▸ Problem requirements: Find every line below that contains the word "myList" and copy it out.

(Saved data entries)
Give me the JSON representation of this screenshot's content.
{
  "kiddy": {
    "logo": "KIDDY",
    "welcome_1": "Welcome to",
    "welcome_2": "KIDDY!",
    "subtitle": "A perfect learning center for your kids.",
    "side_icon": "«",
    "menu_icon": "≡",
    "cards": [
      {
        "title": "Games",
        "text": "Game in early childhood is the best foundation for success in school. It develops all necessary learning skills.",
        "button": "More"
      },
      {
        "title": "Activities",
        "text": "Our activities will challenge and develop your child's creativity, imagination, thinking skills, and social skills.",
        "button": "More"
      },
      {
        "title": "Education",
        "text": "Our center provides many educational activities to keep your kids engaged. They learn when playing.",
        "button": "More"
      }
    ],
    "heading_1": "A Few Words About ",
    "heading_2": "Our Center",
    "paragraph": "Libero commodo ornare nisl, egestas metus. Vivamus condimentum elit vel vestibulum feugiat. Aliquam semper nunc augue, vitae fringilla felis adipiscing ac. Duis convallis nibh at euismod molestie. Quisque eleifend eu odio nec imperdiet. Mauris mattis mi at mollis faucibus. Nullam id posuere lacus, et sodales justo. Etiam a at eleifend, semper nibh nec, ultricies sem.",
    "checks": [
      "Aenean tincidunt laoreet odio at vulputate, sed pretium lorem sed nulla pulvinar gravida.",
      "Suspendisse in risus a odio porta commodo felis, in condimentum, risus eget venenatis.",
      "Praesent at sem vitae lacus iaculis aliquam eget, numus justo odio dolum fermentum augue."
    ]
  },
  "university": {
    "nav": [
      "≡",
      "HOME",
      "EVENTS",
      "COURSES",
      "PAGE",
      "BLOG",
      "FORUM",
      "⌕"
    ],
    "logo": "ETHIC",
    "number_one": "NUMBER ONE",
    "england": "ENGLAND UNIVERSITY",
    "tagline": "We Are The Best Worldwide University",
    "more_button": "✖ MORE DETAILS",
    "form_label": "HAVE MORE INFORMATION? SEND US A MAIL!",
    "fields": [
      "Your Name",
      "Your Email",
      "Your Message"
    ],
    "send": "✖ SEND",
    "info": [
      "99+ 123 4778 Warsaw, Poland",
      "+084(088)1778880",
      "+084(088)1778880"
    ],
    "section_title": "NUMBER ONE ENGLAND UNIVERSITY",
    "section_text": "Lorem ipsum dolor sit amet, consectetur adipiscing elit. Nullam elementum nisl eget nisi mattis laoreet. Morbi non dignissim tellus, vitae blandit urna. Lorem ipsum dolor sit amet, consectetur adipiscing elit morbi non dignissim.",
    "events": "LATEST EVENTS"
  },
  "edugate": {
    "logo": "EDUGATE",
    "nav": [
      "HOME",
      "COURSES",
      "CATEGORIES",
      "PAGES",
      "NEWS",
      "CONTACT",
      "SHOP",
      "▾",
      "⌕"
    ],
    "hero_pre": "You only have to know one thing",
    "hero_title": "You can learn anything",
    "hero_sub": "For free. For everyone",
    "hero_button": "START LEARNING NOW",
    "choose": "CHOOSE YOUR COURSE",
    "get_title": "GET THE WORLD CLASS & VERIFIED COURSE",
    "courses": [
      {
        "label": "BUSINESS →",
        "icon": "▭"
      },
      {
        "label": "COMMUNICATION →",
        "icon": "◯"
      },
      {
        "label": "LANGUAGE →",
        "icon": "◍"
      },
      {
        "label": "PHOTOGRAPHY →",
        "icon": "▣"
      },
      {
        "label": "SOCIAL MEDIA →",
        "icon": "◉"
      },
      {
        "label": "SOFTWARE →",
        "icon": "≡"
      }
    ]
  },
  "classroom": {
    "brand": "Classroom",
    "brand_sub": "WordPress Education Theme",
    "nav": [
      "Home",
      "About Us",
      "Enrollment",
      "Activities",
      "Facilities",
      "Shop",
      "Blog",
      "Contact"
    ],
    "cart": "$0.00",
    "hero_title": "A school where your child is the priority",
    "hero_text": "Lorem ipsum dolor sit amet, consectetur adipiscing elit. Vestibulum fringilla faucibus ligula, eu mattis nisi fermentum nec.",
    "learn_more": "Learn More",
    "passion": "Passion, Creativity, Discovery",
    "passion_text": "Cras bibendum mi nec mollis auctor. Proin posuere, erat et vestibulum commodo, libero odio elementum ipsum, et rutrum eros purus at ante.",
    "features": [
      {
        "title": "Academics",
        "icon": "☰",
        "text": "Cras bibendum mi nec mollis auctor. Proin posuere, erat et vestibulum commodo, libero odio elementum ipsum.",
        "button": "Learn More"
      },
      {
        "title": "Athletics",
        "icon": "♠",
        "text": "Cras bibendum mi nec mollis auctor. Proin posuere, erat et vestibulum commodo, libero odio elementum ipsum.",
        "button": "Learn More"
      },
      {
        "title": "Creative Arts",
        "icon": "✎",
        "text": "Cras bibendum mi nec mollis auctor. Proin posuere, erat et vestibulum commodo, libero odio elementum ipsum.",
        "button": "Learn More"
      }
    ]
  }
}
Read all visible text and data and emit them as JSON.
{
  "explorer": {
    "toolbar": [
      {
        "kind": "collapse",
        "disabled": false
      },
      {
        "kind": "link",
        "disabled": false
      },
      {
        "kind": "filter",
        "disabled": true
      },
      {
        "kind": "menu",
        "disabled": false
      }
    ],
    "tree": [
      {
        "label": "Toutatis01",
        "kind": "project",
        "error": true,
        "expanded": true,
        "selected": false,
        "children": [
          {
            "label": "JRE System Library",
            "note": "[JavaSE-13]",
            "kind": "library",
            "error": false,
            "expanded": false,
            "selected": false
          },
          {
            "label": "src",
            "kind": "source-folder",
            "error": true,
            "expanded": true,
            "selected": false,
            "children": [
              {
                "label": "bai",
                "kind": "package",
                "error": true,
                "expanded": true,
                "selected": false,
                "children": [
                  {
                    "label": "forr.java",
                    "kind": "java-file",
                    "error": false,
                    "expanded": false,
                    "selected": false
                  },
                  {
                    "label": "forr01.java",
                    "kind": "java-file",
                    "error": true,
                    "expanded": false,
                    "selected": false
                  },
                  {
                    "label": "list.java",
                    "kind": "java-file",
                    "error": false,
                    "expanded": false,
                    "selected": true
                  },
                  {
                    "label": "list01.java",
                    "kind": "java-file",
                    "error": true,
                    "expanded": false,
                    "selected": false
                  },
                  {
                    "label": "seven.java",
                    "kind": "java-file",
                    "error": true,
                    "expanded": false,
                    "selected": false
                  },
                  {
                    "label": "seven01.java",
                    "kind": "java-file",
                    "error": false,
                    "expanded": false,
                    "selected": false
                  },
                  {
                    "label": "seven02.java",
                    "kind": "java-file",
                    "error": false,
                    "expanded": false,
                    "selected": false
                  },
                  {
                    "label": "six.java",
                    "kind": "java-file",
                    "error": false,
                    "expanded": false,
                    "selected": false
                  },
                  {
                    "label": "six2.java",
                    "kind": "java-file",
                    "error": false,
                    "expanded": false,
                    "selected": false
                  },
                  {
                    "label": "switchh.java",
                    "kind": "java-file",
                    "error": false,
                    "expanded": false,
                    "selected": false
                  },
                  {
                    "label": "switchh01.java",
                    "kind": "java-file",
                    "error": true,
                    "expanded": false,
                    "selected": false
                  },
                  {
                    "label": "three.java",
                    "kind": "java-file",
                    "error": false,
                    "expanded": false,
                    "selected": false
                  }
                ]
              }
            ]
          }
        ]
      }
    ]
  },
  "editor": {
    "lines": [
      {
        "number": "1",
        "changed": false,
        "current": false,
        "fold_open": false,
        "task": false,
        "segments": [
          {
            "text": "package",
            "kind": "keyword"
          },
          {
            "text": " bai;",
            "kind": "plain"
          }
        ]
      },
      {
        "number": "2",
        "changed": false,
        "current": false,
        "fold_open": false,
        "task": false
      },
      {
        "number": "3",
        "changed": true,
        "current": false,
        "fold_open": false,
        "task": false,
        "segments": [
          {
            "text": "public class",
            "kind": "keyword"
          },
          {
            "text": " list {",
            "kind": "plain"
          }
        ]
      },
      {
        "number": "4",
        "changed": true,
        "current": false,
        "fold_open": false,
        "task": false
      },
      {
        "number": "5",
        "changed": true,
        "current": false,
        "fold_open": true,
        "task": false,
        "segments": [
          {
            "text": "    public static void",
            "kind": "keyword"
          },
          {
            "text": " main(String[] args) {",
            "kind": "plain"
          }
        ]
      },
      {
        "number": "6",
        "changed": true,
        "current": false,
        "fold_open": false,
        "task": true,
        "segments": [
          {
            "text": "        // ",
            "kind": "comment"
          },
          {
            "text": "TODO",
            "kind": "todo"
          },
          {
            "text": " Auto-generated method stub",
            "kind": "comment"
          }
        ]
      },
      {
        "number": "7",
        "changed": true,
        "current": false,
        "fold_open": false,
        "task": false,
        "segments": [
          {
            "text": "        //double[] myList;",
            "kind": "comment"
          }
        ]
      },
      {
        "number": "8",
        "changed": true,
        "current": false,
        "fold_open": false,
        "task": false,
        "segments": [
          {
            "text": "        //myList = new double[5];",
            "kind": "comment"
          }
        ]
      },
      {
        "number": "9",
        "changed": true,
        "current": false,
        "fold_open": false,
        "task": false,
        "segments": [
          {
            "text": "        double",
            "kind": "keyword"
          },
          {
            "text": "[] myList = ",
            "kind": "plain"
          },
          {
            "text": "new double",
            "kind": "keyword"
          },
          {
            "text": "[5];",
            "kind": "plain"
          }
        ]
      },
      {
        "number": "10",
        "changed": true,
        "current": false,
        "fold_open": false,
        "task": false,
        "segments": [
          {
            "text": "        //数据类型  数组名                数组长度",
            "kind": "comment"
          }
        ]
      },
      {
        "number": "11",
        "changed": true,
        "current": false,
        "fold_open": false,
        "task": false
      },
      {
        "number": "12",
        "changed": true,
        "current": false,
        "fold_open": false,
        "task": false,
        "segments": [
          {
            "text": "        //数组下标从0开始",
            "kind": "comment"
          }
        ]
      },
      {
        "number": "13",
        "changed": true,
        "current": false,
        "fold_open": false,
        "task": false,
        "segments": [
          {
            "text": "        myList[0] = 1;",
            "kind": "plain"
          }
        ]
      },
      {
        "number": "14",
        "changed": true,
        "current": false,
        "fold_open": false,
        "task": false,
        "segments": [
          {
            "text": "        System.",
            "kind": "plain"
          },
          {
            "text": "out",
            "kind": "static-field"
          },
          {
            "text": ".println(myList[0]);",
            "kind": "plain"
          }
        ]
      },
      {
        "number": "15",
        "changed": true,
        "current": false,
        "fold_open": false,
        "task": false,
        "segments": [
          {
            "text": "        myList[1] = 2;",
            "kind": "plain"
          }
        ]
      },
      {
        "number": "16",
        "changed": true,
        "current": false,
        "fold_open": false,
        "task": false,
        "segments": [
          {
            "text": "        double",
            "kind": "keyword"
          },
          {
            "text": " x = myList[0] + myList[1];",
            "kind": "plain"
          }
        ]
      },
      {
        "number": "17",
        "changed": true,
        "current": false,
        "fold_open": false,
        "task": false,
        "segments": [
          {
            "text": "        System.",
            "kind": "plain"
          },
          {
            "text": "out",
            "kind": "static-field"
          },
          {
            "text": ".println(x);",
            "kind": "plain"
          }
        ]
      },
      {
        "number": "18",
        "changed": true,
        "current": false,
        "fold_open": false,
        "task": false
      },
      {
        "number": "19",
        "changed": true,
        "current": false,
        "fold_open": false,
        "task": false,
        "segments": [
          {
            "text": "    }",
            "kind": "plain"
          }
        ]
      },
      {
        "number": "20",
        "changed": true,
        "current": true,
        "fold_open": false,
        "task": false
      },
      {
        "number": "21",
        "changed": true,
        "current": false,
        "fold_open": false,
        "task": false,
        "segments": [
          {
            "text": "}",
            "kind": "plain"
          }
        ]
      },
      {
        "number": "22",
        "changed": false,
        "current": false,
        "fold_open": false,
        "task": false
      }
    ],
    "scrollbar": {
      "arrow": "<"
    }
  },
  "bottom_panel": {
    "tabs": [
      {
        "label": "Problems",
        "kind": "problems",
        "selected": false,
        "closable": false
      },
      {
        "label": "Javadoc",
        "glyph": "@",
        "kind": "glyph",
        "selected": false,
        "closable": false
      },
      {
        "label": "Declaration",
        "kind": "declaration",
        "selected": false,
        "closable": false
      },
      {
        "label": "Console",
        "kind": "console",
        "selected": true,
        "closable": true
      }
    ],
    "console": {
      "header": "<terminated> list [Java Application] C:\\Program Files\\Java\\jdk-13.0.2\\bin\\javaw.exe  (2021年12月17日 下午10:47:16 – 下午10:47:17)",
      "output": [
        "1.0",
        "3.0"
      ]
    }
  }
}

▸ Completed task:
            "text": "        //double[] myList;",
            "text": "        //myList = new double[5];",
            "text": "[] myList = ",
            "text": "        myList[0] = 1;",
            "text": ".println(myList[0]);",
            "text": "        myList[1] = 2;",
            "text": " x = myList[0] + myList[1];",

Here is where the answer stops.